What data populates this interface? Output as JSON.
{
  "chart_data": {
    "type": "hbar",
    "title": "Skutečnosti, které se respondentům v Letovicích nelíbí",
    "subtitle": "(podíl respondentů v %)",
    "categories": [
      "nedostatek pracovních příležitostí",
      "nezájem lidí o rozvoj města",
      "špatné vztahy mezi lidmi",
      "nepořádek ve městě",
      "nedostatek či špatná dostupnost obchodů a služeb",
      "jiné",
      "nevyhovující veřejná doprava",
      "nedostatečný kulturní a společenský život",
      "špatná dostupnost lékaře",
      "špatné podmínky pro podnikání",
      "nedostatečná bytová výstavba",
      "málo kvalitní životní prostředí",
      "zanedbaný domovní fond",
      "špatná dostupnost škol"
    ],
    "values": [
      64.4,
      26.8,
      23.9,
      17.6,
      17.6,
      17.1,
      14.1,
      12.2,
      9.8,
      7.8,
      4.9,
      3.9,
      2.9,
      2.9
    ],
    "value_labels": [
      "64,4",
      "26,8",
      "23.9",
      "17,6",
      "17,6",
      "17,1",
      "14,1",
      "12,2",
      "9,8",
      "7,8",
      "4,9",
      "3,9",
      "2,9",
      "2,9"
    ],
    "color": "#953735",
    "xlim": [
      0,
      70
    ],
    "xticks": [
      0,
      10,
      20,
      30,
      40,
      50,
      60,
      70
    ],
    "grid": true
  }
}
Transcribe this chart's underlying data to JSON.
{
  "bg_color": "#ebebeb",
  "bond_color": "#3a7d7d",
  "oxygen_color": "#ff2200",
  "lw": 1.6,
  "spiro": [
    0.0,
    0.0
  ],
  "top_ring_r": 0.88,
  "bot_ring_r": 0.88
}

--*--

• [Exercise instructions]
Where a line above holds the string "špatné", show that line.

• [Full answer]
      "špatné vztahy mezi lidmi",
      "špatné podmínky pro podnikání",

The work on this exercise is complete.